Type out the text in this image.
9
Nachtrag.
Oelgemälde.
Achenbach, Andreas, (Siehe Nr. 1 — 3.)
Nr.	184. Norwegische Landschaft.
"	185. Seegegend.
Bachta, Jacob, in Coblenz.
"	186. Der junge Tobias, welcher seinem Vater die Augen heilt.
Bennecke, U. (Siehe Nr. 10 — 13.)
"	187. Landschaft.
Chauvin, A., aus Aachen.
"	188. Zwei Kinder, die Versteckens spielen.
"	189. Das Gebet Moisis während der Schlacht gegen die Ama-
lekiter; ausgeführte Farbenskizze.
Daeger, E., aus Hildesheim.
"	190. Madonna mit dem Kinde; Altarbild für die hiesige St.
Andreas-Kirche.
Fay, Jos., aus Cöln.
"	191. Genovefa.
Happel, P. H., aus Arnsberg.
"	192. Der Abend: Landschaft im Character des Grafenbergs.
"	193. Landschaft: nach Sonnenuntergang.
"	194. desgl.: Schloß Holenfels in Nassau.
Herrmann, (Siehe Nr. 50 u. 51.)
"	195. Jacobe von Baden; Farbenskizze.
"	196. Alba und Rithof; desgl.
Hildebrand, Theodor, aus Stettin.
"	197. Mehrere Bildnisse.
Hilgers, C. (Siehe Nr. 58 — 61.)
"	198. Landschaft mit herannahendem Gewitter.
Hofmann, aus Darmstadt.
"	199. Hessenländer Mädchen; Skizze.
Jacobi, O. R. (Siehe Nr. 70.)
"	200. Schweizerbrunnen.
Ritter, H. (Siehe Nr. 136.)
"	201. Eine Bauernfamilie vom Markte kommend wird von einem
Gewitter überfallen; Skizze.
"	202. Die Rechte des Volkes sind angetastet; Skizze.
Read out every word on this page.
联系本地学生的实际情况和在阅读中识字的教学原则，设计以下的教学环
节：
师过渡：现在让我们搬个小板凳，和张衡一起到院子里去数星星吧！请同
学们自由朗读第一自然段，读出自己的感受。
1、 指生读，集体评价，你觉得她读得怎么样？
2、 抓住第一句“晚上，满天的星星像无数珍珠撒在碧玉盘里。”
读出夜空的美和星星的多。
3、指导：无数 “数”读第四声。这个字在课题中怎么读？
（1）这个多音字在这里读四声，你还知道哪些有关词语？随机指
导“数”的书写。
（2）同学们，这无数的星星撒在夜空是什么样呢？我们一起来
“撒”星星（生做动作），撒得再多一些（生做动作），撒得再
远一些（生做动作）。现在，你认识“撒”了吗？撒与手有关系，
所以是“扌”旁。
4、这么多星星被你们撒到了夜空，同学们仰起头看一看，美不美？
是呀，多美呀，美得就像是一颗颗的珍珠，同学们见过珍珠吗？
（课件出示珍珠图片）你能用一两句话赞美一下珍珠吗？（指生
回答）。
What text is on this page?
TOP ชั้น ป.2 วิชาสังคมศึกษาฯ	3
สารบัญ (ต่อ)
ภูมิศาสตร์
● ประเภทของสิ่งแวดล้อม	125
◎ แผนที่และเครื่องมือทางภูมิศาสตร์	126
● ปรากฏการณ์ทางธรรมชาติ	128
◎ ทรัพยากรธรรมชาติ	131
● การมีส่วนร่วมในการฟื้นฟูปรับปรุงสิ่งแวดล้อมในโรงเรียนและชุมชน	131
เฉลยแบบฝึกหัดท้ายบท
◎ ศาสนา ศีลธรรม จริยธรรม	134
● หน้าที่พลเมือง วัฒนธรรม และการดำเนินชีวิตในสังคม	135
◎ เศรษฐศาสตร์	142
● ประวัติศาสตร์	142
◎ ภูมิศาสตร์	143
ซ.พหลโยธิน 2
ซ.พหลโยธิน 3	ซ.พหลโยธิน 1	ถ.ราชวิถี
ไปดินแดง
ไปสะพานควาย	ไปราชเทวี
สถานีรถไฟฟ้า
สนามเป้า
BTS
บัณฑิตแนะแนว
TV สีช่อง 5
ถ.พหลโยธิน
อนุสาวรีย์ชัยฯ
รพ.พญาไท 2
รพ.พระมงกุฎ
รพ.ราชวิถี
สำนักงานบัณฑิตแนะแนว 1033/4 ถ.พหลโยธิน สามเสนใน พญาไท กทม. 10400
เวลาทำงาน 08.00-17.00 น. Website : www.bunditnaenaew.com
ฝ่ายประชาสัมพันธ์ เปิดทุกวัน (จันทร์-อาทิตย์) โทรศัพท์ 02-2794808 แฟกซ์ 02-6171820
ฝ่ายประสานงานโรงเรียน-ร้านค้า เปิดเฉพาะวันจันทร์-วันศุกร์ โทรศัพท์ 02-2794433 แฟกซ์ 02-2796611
- - - -
## SHORT EXERCISE
Copy each line above that contains the word "Landschaft".

## ANSWER TO THIS TASK
Nr.	184. Norwegische Landschaft.
"	187. Landschaft.
"	192. Der Abend: Landschaft im Character des Grafenbergs.
"	193. Landschaft: nach Sonnenuntergang.
"	198. Landschaft mit herannahendem Gewitter.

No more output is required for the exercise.